- _YOUR TASK_
Which lines hold the word "title"? Copy each of them from the material.

— start of EXCERPTED DATA —

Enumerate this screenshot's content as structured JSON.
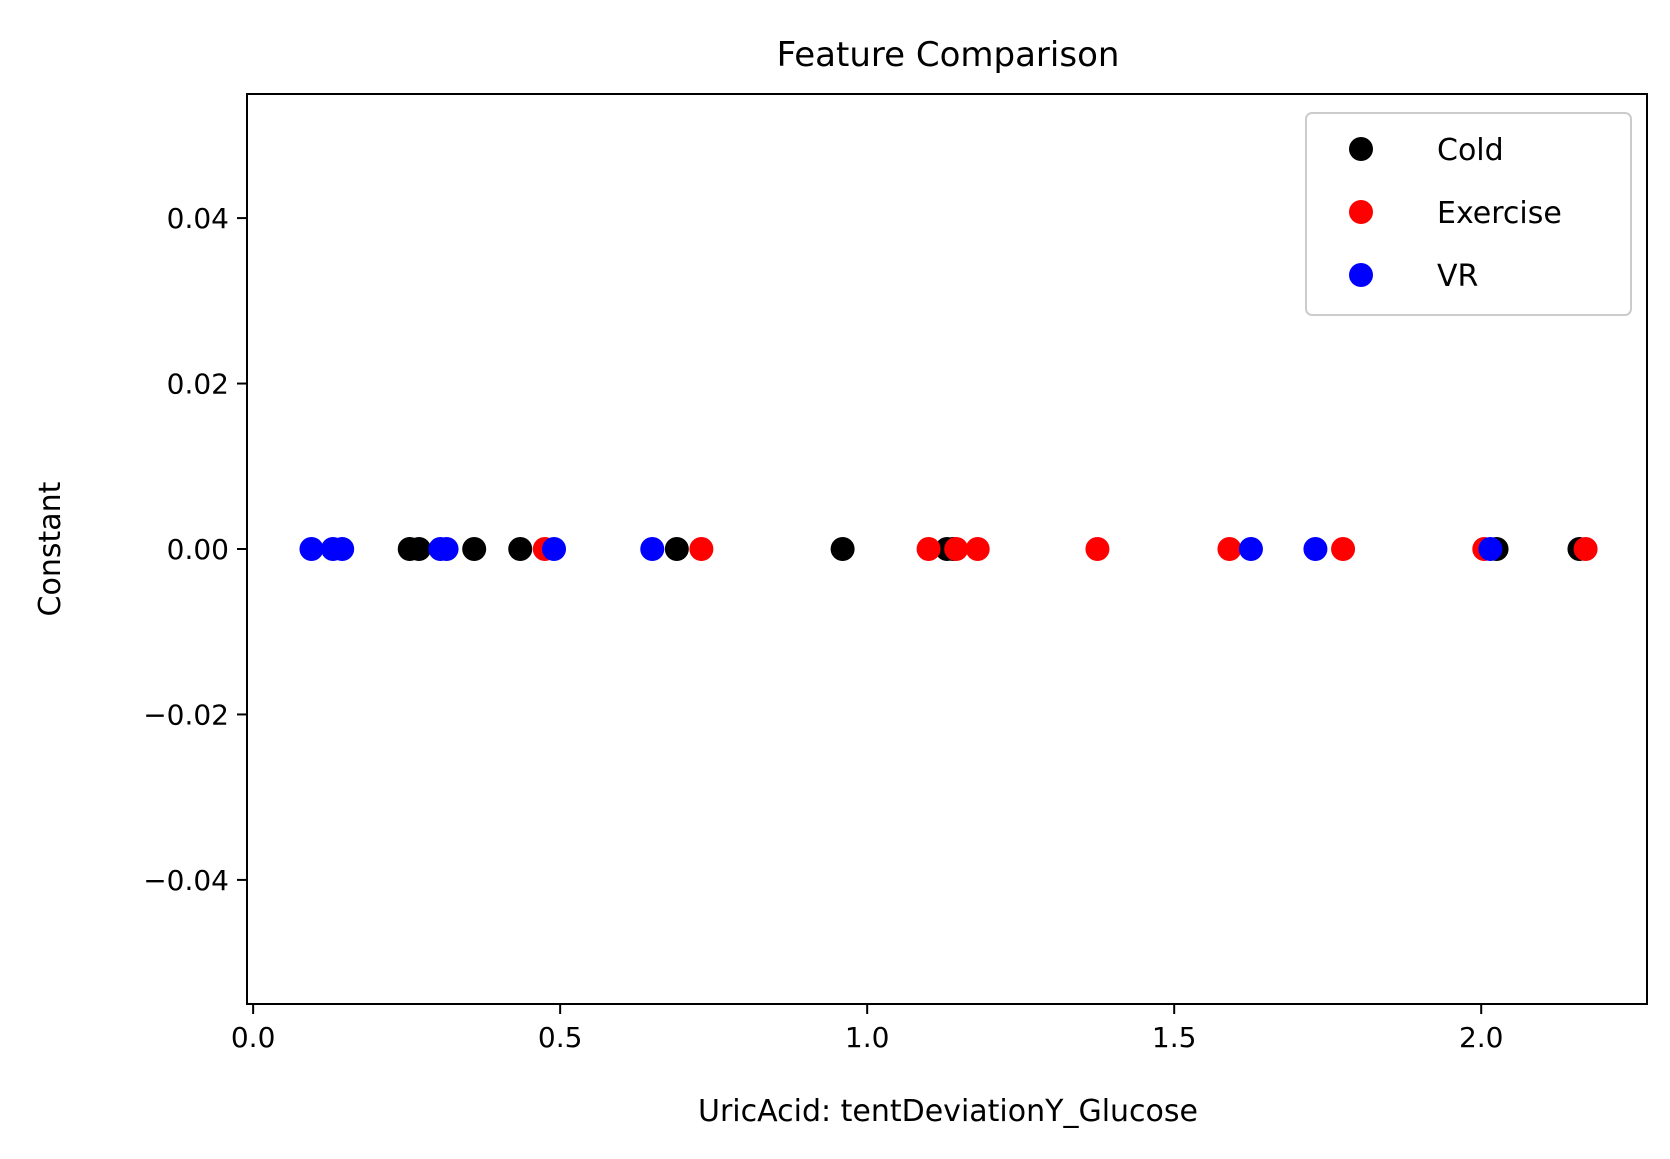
{
  "chart_data": {
    "type": "scatter",
    "title": "Feature Comparison",
    "xlabel": "UricAcid: tentDeviationY_Glucose",
    "ylabel": "Constant",
    "xlim": [
      -0.01,
      2.27
    ],
    "ylim": [
      -0.055,
      0.055
    ],
    "x_ticks": [
      0.0,
      0.5,
      1.0,
      1.5,
      2.0
    ],
    "x_tick_labels": [
      "0.0",
      "0.5",
      "1.0",
      "1.5",
      "2.0"
    ],
    "y_ticks": [
      0.04,
      0.02,
      0.0,
      -0.02,
      -0.04
    ],
    "y_tick_labels": [
      "0.04",
      "0.02",
      "0.00",
      "−0.02",
      "−0.04"
    ],
    "grid": false,
    "legend_position": "top-right",
    "series": [
      {
        "name": "Cold",
        "color": "#000000",
        "x": [
          0.255,
          0.27,
          0.36,
          0.435,
          0.69,
          0.96,
          1.13,
          1.14,
          2.025,
          2.16
        ],
        "y": [
          0,
          0,
          0,
          0,
          0,
          0,
          0,
          0,
          0,
          0
        ]
      },
      {
        "name": "Exercise",
        "color": "#ff0000",
        "x": [
          0.475,
          0.73,
          1.1,
          1.145,
          1.18,
          1.375,
          1.59,
          1.775,
          2.005,
          2.17
        ],
        "y": [
          0,
          0,
          0,
          0,
          0,
          0,
          0,
          0,
          0,
          0
        ]
      },
      {
        "name": "VR",
        "color": "#0000ff",
        "x": [
          0.095,
          0.13,
          0.145,
          0.305,
          0.315,
          0.49,
          0.65,
          1.625,
          1.73,
          2.015
        ],
        "y": [
          0,
          0,
          0,
          0,
          0,
          0,
          0,
          0,
          0,
          0
        ]
      }
    ]
  }
}
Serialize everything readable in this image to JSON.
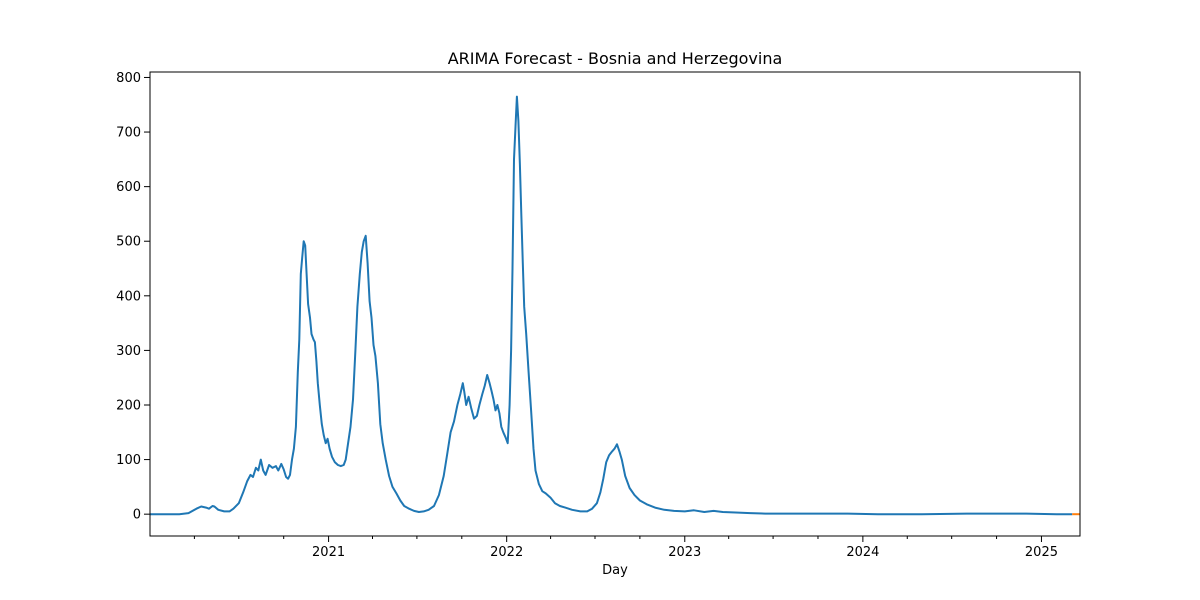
{
  "chart_data": {
    "type": "line",
    "title": "ARIMA Forecast - Bosnia and Herzegovina",
    "xlabel": "Day",
    "ylabel": "",
    "xlim": [
      "2020-01-01",
      "2025-03-21"
    ],
    "ylim": [
      -40,
      810
    ],
    "x_ticks": [
      {
        "date": "2021-01-01",
        "label": "2021"
      },
      {
        "date": "2022-01-01",
        "label": "2022"
      },
      {
        "date": "2023-01-01",
        "label": "2023"
      },
      {
        "date": "2024-01-01",
        "label": "2024"
      },
      {
        "date": "2025-01-01",
        "label": "2025"
      }
    ],
    "x_minor_ticks": [
      "2020-04-01",
      "2020-07-01",
      "2020-10-01",
      "2021-04-01",
      "2021-07-01",
      "2021-10-01",
      "2022-04-01",
      "2022-07-01",
      "2022-10-01",
      "2023-04-01",
      "2023-07-01",
      "2023-10-01",
      "2024-04-01",
      "2024-07-01",
      "2024-10-01"
    ],
    "y_ticks": [
      0,
      100,
      200,
      300,
      400,
      500,
      600,
      700,
      800
    ],
    "grid": false,
    "legend": "none",
    "series": [
      {
        "color": "#1f77b4",
        "points": [
          [
            "2020-01-01",
            0
          ],
          [
            "2020-03-01",
            0
          ],
          [
            "2020-03-20",
            2
          ],
          [
            "2020-04-05",
            10
          ],
          [
            "2020-04-15",
            14
          ],
          [
            "2020-04-25",
            12
          ],
          [
            "2020-05-01",
            10
          ],
          [
            "2020-05-08",
            15
          ],
          [
            "2020-05-12",
            14
          ],
          [
            "2020-05-20",
            8
          ],
          [
            "2020-06-01",
            5
          ],
          [
            "2020-06-12",
            5
          ],
          [
            "2020-06-20",
            10
          ],
          [
            "2020-07-01",
            20
          ],
          [
            "2020-07-10",
            40
          ],
          [
            "2020-07-18",
            60
          ],
          [
            "2020-07-25",
            72
          ],
          [
            "2020-07-30",
            68
          ],
          [
            "2020-08-05",
            85
          ],
          [
            "2020-08-10",
            80
          ],
          [
            "2020-08-15",
            100
          ],
          [
            "2020-08-20",
            80
          ],
          [
            "2020-08-25",
            72
          ],
          [
            "2020-09-01",
            90
          ],
          [
            "2020-09-08",
            85
          ],
          [
            "2020-09-15",
            88
          ],
          [
            "2020-09-20",
            80
          ],
          [
            "2020-09-26",
            92
          ],
          [
            "2020-10-01",
            82
          ],
          [
            "2020-10-06",
            68
          ],
          [
            "2020-10-10",
            65
          ],
          [
            "2020-10-14",
            72
          ],
          [
            "2020-10-18",
            100
          ],
          [
            "2020-10-22",
            120
          ],
          [
            "2020-10-26",
            160
          ],
          [
            "2020-10-30",
            260
          ],
          [
            "2020-11-02",
            320
          ],
          [
            "2020-11-05",
            440
          ],
          [
            "2020-11-08",
            470
          ],
          [
            "2020-11-11",
            500
          ],
          [
            "2020-11-14",
            492
          ],
          [
            "2020-11-17",
            440
          ],
          [
            "2020-11-20",
            385
          ],
          [
            "2020-11-24",
            360
          ],
          [
            "2020-11-27",
            330
          ],
          [
            "2020-12-01",
            320
          ],
          [
            "2020-12-04",
            315
          ],
          [
            "2020-12-07",
            280
          ],
          [
            "2020-12-10",
            240
          ],
          [
            "2020-12-14",
            200
          ],
          [
            "2020-12-18",
            165
          ],
          [
            "2020-12-22",
            145
          ],
          [
            "2020-12-26",
            130
          ],
          [
            "2020-12-30",
            138
          ],
          [
            "2021-01-03",
            120
          ],
          [
            "2021-01-08",
            105
          ],
          [
            "2021-01-14",
            95
          ],
          [
            "2021-01-20",
            90
          ],
          [
            "2021-01-26",
            88
          ],
          [
            "2021-02-01",
            90
          ],
          [
            "2021-02-05",
            100
          ],
          [
            "2021-02-10",
            130
          ],
          [
            "2021-02-15",
            160
          ],
          [
            "2021-02-20",
            210
          ],
          [
            "2021-02-25",
            300
          ],
          [
            "2021-03-01",
            380
          ],
          [
            "2021-03-06",
            440
          ],
          [
            "2021-03-10",
            480
          ],
          [
            "2021-03-14",
            500
          ],
          [
            "2021-03-18",
            510
          ],
          [
            "2021-03-22",
            460
          ],
          [
            "2021-03-26",
            390
          ],
          [
            "2021-03-30",
            360
          ],
          [
            "2021-04-03",
            310
          ],
          [
            "2021-04-07",
            290
          ],
          [
            "2021-04-12",
            240
          ],
          [
            "2021-04-17",
            165
          ],
          [
            "2021-04-22",
            130
          ],
          [
            "2021-04-28",
            100
          ],
          [
            "2021-05-05",
            70
          ],
          [
            "2021-05-12",
            50
          ],
          [
            "2021-05-20",
            38
          ],
          [
            "2021-05-28",
            25
          ],
          [
            "2021-06-05",
            15
          ],
          [
            "2021-06-15",
            10
          ],
          [
            "2021-06-25",
            6
          ],
          [
            "2021-07-05",
            4
          ],
          [
            "2021-07-15",
            5
          ],
          [
            "2021-07-25",
            8
          ],
          [
            "2021-08-05",
            15
          ],
          [
            "2021-08-15",
            35
          ],
          [
            "2021-08-25",
            70
          ],
          [
            "2021-09-01",
            110
          ],
          [
            "2021-09-08",
            150
          ],
          [
            "2021-09-15",
            170
          ],
          [
            "2021-09-22",
            200
          ],
          [
            "2021-09-28",
            220
          ],
          [
            "2021-10-03",
            240
          ],
          [
            "2021-10-06",
            225
          ],
          [
            "2021-10-10",
            200
          ],
          [
            "2021-10-15",
            215
          ],
          [
            "2021-10-20",
            195
          ],
          [
            "2021-10-26",
            175
          ],
          [
            "2021-11-01",
            180
          ],
          [
            "2021-11-06",
            200
          ],
          [
            "2021-11-12",
            220
          ],
          [
            "2021-11-17",
            235
          ],
          [
            "2021-11-22",
            255
          ],
          [
            "2021-11-27",
            240
          ],
          [
            "2021-12-01",
            225
          ],
          [
            "2021-12-05",
            210
          ],
          [
            "2021-12-09",
            190
          ],
          [
            "2021-12-13",
            200
          ],
          [
            "2021-12-17",
            185
          ],
          [
            "2021-12-21",
            160
          ],
          [
            "2021-12-25",
            150
          ],
          [
            "2021-12-30",
            140
          ],
          [
            "2022-01-03",
            130
          ],
          [
            "2022-01-07",
            200
          ],
          [
            "2022-01-10",
            300
          ],
          [
            "2022-01-13",
            450
          ],
          [
            "2022-01-16",
            650
          ],
          [
            "2022-01-19",
            710
          ],
          [
            "2022-01-22",
            765
          ],
          [
            "2022-01-25",
            720
          ],
          [
            "2022-01-28",
            640
          ],
          [
            "2022-01-31",
            550
          ],
          [
            "2022-02-03",
            460
          ],
          [
            "2022-02-06",
            380
          ],
          [
            "2022-02-10",
            330
          ],
          [
            "2022-02-15",
            260
          ],
          [
            "2022-02-20",
            190
          ],
          [
            "2022-02-25",
            120
          ],
          [
            "2022-03-01",
            80
          ],
          [
            "2022-03-08",
            55
          ],
          [
            "2022-03-15",
            42
          ],
          [
            "2022-03-22",
            38
          ],
          [
            "2022-04-01",
            30
          ],
          [
            "2022-04-10",
            20
          ],
          [
            "2022-04-20",
            15
          ],
          [
            "2022-05-01",
            12
          ],
          [
            "2022-05-15",
            8
          ],
          [
            "2022-06-01",
            5
          ],
          [
            "2022-06-15",
            5
          ],
          [
            "2022-06-25",
            10
          ],
          [
            "2022-07-05",
            20
          ],
          [
            "2022-07-12",
            40
          ],
          [
            "2022-07-18",
            65
          ],
          [
            "2022-07-24",
            95
          ],
          [
            "2022-07-30",
            108
          ],
          [
            "2022-08-05",
            115
          ],
          [
            "2022-08-10",
            120
          ],
          [
            "2022-08-15",
            128
          ],
          [
            "2022-08-20",
            115
          ],
          [
            "2022-08-25",
            100
          ],
          [
            "2022-09-01",
            70
          ],
          [
            "2022-09-10",
            48
          ],
          [
            "2022-09-20",
            35
          ],
          [
            "2022-10-01",
            25
          ],
          [
            "2022-10-15",
            18
          ],
          [
            "2022-11-01",
            12
          ],
          [
            "2022-11-20",
            8
          ],
          [
            "2022-12-10",
            6
          ],
          [
            "2023-01-01",
            5
          ],
          [
            "2023-01-20",
            7
          ],
          [
            "2023-02-10",
            4
          ],
          [
            "2023-03-01",
            6
          ],
          [
            "2023-03-20",
            4
          ],
          [
            "2023-04-15",
            3
          ],
          [
            "2023-05-15",
            2
          ],
          [
            "2023-06-15",
            1
          ],
          [
            "2023-08-01",
            1
          ],
          [
            "2023-10-01",
            1
          ],
          [
            "2023-12-01",
            1
          ],
          [
            "2024-02-01",
            0
          ],
          [
            "2024-05-01",
            0
          ],
          [
            "2024-08-01",
            1
          ],
          [
            "2024-10-01",
            1
          ],
          [
            "2024-12-01",
            1
          ],
          [
            "2025-02-01",
            0
          ],
          [
            "2025-03-05",
            0
          ]
        ]
      },
      {
        "color": "#ff7f0e",
        "points": [
          [
            "2025-03-05",
            0
          ],
          [
            "2025-03-21",
            0
          ]
        ]
      }
    ]
  }
}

— end of EXCERPTED DATA —

- _SOLUTION TO THE PROBLEM_
    "title": "Feature Comparison",
    "title": "ARIMA Forecast - Bosnia and Herzegovina",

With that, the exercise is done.